## TO DO
Copy the lines holding the word "principal", all of them.

Data records
★ ★ ★ ★

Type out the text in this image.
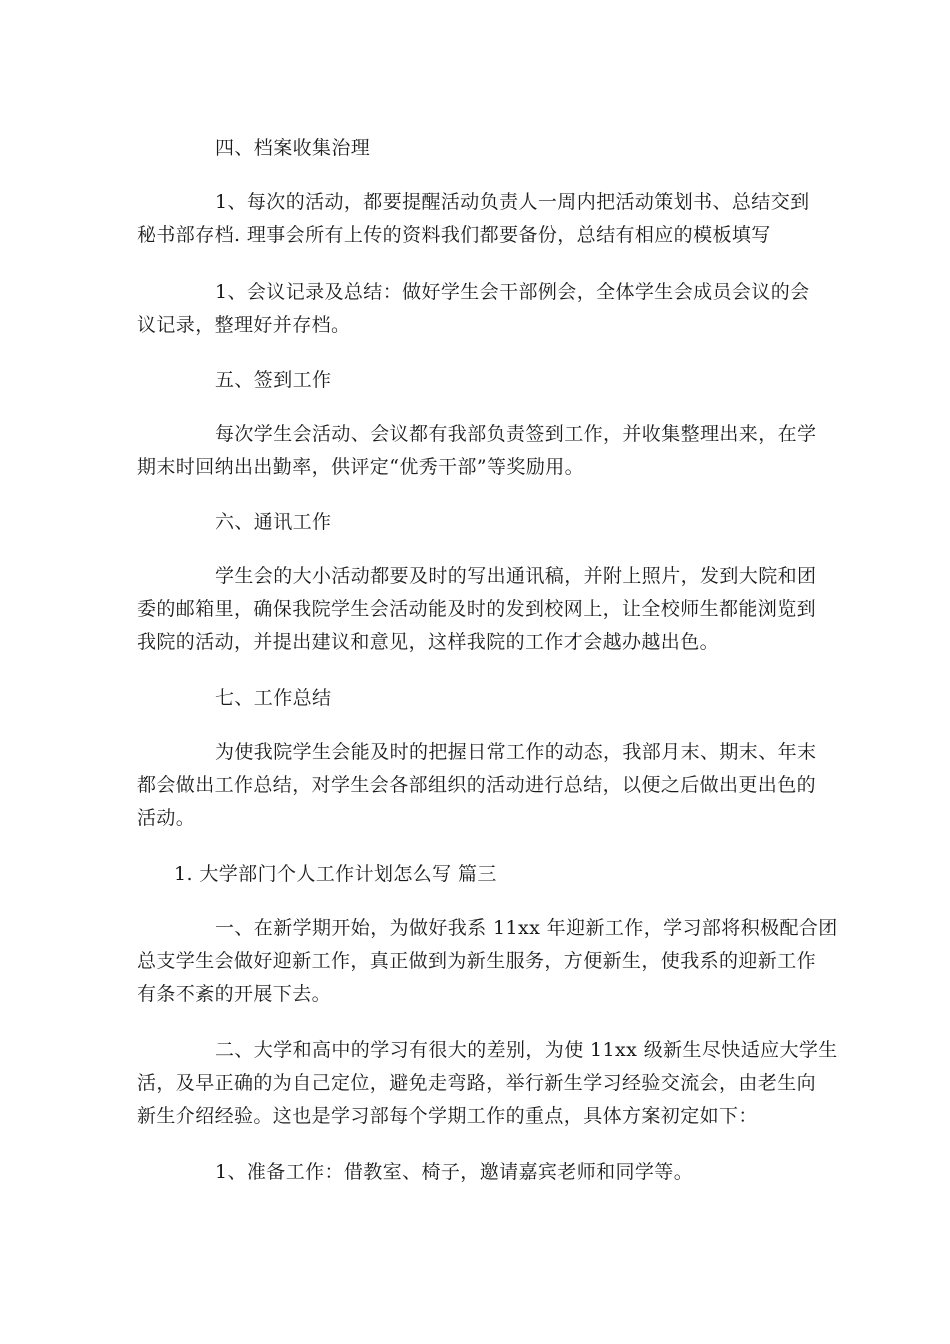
四、档案收集治理

1、每次的活动，都要提醒活动负责人一周内把活动策划书、总结交到
秘书部存档. 理事会所有上传的资料我们都要备份，总结有相应的模板填写

1、会议记录及总结：做好学生会干部例会，全体学生会成员会议的会
议记录，整理好并存档。

五、签到工作

每次学生会活动、会议都有我部负责签到工作，并收集整理出来，在学
期末时回纳出出勤率，供评定“优秀干部”等奖励用。

六、通讯工作

学生会的大小活动都要及时的写出通讯稿，并附上照片，发到大院和团
委的邮箱里，确保我院学生会活动能及时的发到校网上，让全校师生都能浏览到
我院的活动，并提出建议和意见，这样我院的工作才会越办越出色。

七、工作总结

为使我院学生会能及时的把握日常工作的动态，我部月末、期末、年末
都会做出工作总结，对学生会各部组织的活动进行总结，以便之后做出更出色的
活动。

1. 大学部门个人工作计划怎么写 篇三

一、在新学期开始，为做好我系 11xx 年迎新工作，学习部将积极配合团
总支学生会做好迎新工作，真正做到为新生服务，方便新生，使我系的迎新工作
有条不紊的开展下去。

二、大学和高中的学习有很大的差别，为使 11xx 级新生尽快适应大学生
活，及早正确的为自己定位，避免走弯路，举行新生学习经验交流会，由老生向
新生介绍经验。这也是学习部每个学期工作的重点，具体方案初定如下：

1、准备工作：借教室、椅子，邀请嘉宾老师和同学等。
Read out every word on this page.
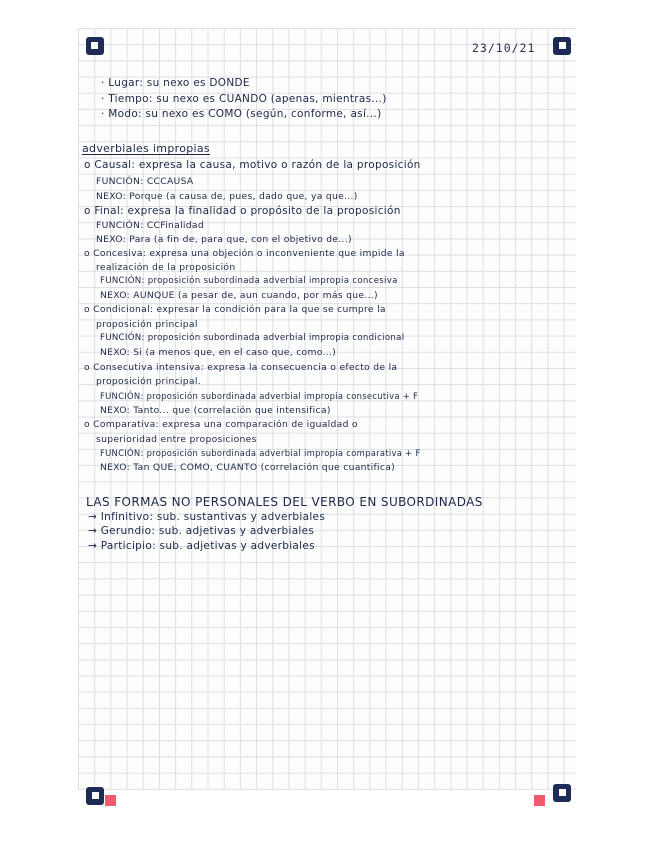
23/10/21
· Lugar: su nexo es DONDE
· Tiempo: su nexo es CUANDO (apenas, mientras...)
· Modo: su nexo es COMO (según, conforme, así...)
adverbiales impropias
o Causal: expresa la causa, motivo o razón de la proposición
FUNCIÓN: CCCAUSA
NEXO: Porque (a causa de, pues, dado que, ya que...)
o Final: expresa la finalidad o propósito de la proposición
FUNCIÓN: CCFinalidad
NEXO: Para (a fin de, para que, con el objetivo de...)
o Concesiva: expresa una objeción o inconveniente que impide la
realización de la proposición
FUNCIÓN: proposición subordinada adverbial impropia concesiva
NEXO: AUNQUE (a pesar de, aun cuando, por más que...)
o Condicional: expresar la condición para la que se cumpre la
proposición principal
FUNCIÓN: proposición subordinada adverbial impropia condicional
NEXO: Si (a menos que, en el caso que, como...)
o Consecutiva intensiva: expresa la consecuencia o efecto de la
proposición principal.
FUNCIÓN: proposición subordinada adverbial impropia consecutiva + F
NEXO: Tanto... que (correlación que intensifica)
o Comparativa: expresa una comparación de igualdad o
superioridad entre proposiciones
FUNCIÓN: proposición subordinada adverbial impropia comparativa + F
NEXO: Tan QUE, COMO, CUANTO (correlación que cuantifica)
LAS FORMAS NO PERSONALES DEL VERBO EN SUBORDINADAS
→ Infinitivo: sub. sustantivas y adverbiales
→ Gerundio: sub. adjetivas y adverbiales
→ Participio: sub. adjetivas y adverbiales
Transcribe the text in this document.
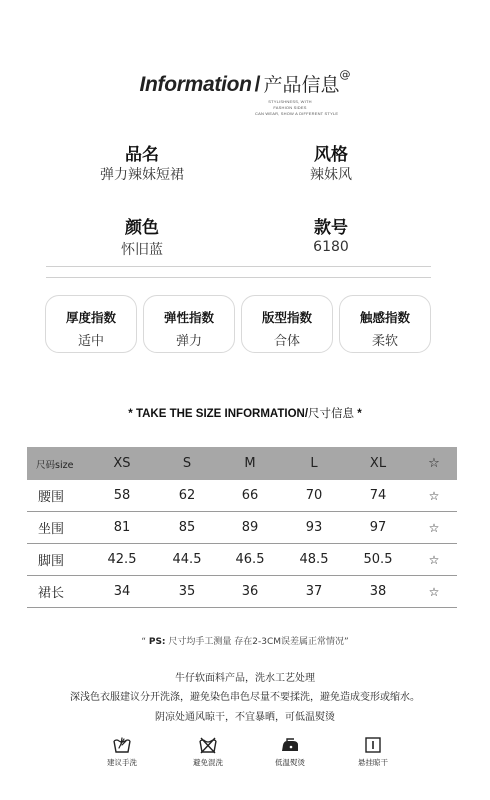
Information / 产品信息@
STYLISHNESS, WITH
FASHION SIDES
CAN WEAR, SHOW A DIFFERENT STYLE
品名
弹力辣妹短裙
风格
辣妹风
颜色
怀旧蓝
款号
6180
厚度指数
适中
弹性指数
弹力
版型指数
合体
触感指数
柔软
* TAKE THE SIZE INFORMATION/尺寸信息 *
尺码size	XS	S	M	L	XL	☆
腰围	58	62	66	70	74	☆
坐围	81	85	89	93	97	☆
脚围	42.5	44.5	46.5	48.5	50.5	☆
裙长	34	35	36	37	38	☆
“ PS: 尺寸均手工测量 存在2-3CM误差属正常情况”
牛仔软面料产品，洗水工艺处理
深浅色衣服建议分开洗涤，避免染色串色尽量不要揉洗，避免造成变形或缩水。
阴凉处通风晾干，不宜暴晒，可低温熨烫
建议手洗	避免混洗	低温熨烫	悬挂晾干
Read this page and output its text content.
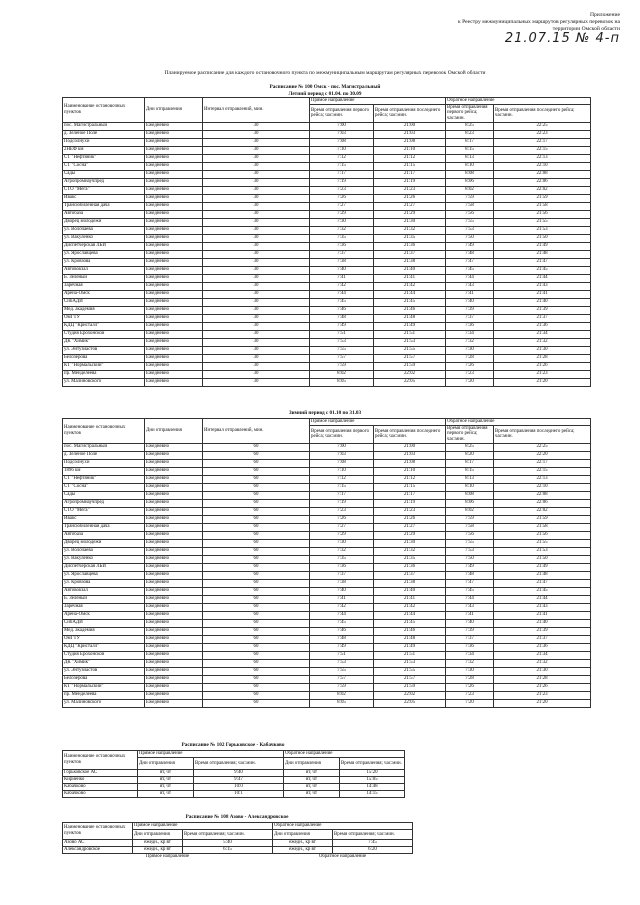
Приложение
к Реестру межмуниципальных маршрутов регулярных перевозок на
территории Омской области
21.07.15 № 4-п
Планируемое расписание для каждого остановочного пункта по межмуниципальным маршрутам регулярных перевозок Омской области
Расписание № 100 Омск - пос. Магистральный
Летний период с 01.04. по 30.09
Наименование остановочных пунктов	Дни отправления	Интервал отправлений, мин.	Прямое направление		Обратное направление	
			Время отправления первого рейса; час:мин.	Время отправления последнего рейса; час:мин.	Время отправления первого рейса; час:мин.	Время отправления последнего рейса; час:мин.
пос. Магистральный	Ежедневно	30	7:00	21:00	8:25	22:25
д. Зеленое Поле	Ежедневно	30	7:03	21:03	8:23	22:23
Подсолнухи	Ежедневно	30	7:08	21:08	8:17	22:17
2НЕФ км	Ежедневно	30	7:10	21:10	8:15	22:15
СТ "Нефтяник"	Ежедневно	30	7:12	21:12	8:13	22:13
СТ "Сосна"	Ежедневно	30	7:15	21:15	8:10	22:10
Сады	Ежедневно	30	7:17	21:17	8:08	22:08
Агропромнаучпред	Ежедневно	30	7:19	21:19	8:06	22:06
СТО "Мега"	Ежедневно	30	7:23	21:23	8:02	22:02
Ивакс	Ежедневно	30	7:26	21:26	7:59	21:59
Трансюбилейная дача	Ежедневно	30	7:27	21:27	7:58	21:58
Автобаза	Ежедневно	30	7:29	21:29	7:56	21:56
Дворец молодежи	Ежедневно	30	7:30	21:30	7:55	21:55
ул. Волочаева	Ежедневно	30	7:32	21:32	7:53	21:53
ул. Вакуленко	Ежедневно	30	7:35	21:35	7:50	21:50
Диспетчерская ЛБИ	Ежедневно	30	7:36	21:36	7:49	21:49
ул. Ярославцева	Ежедневно	30	7:37	21:37	7:48	21:48
ул. Кровзова	Ежедневно	30	7:38	21:38	7:47	21:47
Автовокзал	Ежедневно	30	7:40	21:40	7:45	21:45
Б. Зеленый	Ежедневно	30	7:41	21:41	7:44	21:44
Заречная	Ежедневно	30	7:42	21:42	7:43	21:43
Арена-Омск	Ежедневно	30	7:44	21:44	7:41	21:41
СибАДИ	Ежедневно	30	7:45	21:45	7:40	21:40
Мед. академия	Ежедневно	30	7:46	21:46	7:39	21:39
ОмГТУ	Ежедневно	30	7:48	21:48	7:37	21:37
КДЦ "Кристалл"	Ежедневно	30	7:49	21:49	7:36	21:36
Студия Ерохонской	Ежедневно	30	7:51	21:51	7:34	21:34
ДК "Химик"	Ежедневно	30	7:53	21:53	7:32	21:32
ул. Энтузиастов	Ежедневно	30	7:55	21:55	7:30	21:30
Белозерова	Ежедневно	30	7:57	21:57	7:28	21:28
КТ "Нормальский"	Ежедневно	30	7:59	21:59	7:26	21:26
пр. Менделеева	Ежедневно	30	8:02	22:02	7:23	21:23
ул. Малиновского	Ежедневно	30	8:05	22:05	7:20	21:20
Зимний период с 01.10 по 31.03
Наименование остановочных пунктов	Дни отправления	Интервал отправлений, мин.	Прямое направление		Обратное направление	
			Время отправления первого рейса; час:мин.	Время отправления последнего рейса; час:мин.	Время отправления первого рейса; час:мин.	Время отправления последнего рейса; час:мин.
пос. Магистральный	Ежедневно	60	7:00	21:00	8:25	22:25
д. Зеленое Поле	Ежедневно	60	7:03	21:03	8:20	22:20
Подсолнухи	Ежедневно	60	7:08	21:08	8:17	22:17
1896 км	Ежедневно	60	7:10	21:10	8:15	22:15
СТ "Нефтяник"	Ежедневно	60	7:12	21:12	8:13	22:13
СТ "Сосна"	Ежедневно	60	7:15	21:15	8:10	22:10
Сады	Ежедневно	60	7:17	21:17	8:08	22:08
Агропромнаучпред	Ежедневно	60	7:19	21:19	8:06	22:06
СТО "Мега"	Ежедневно	60	7:23	21:23	8:02	22:02
Ивакс	Ежедневно	60	7:26	21:26	7:59	21:59
Трансюбилейная дача	Ежедневно	60	7:27	21:27	7:58	21:58
Автобаза	Ежедневно	60	7:29	21:29	7:56	21:56
Дворец молодежи	Ежедневно	60	7:30	21:30	7:55	21:55
ул. Волочаева	Ежедневно	60	7:32	21:32	7:53	21:53
ул. Вакуленко	Ежедневно	60	7:35	21:35	7:50	21:50
Диспетчерская ЛБИ	Ежедневно	60	7:36	21:36	7:49	21:49
ул. Ярославцева	Ежедневно	60	7:37	21:37	7:48	21:48
ул. Кровзова	Ежедневно	60	7:38	21:38	7:47	21:47
Автовокзал	Ежедневно	60	7:40	21:40	7:45	21:45
Б. Зеленый	Ежедневно	60	7:41	21:41	7:44	21:44
Заречная	Ежедневно	60	7:42	21:42	7:43	21:43
Арена-Омск	Ежедневно	60	7:44	21:44	7:41	21:41
СибАДИ	Ежедневно	60	7:45	21:45	7:40	21:40
Мед. академия	Ежедневно	60	7:46	21:46	7:39	21:39
ОмГТУ	Ежедневно	60	7:48	21:48	7:37	21:37
КДЦ "Кристалл"	Ежедневно	60	7:49	21:49	7:36	21:36
Студия Ерохонской	Ежедневно	60	7:51	21:51	7:34	21:34
ДК "Химик"	Ежедневно	60	7:53	21:53	7:32	21:32
ул. Энтузиастов	Ежедневно	60	7:55	21:55	7:30	21:30
Белозерова	Ежедневно	60	7:57	21:57	7:28	21:28
КТ "Нормальский"	Ежедневно	60	7:59	21:59	7:26	21:26
пр. Менделеева	Ежедневно	60	8:02	22:02	7:23	21:23
ул. Малиновского	Ежедневно	60	8:05	22:05	7:20	21:20
Расписание № 102 Горьковское - Кабачково
Наименование остановочных пунктов	Прямое направление		Обратное направление	
	Дни отправления	Время отправления; час:мин.	Дни отправления	Время отправления; час:мин.
Горьковское АС	вт, чт	9:40	вт, чт	15:20
Кириенко	вт, чт	9:47	вт, чт	15:05
Кабачково	вт, чт	10:0	вт, чт	14:48
Кабачково	вт, чт	10:1	вт, чт	14:15
Расписание № 108 Азово - Александровское
Наименование остановочных пунктов	Прямое направление		Обратное направление	
	Дни отправления	Время отправления; час:мин.	Дни отправления	Время отправления; час:мин.
Азово АС	ежедн., кр вт	5:40	ежедн., кр вт	7:45
Александровское	ежедн., кр вт	6:15	ежедн., кр вт	6:20
Прямое направление			Обратное направление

★ ★ ★ ★

## TASK RESULT
proposición principal
proposición principal.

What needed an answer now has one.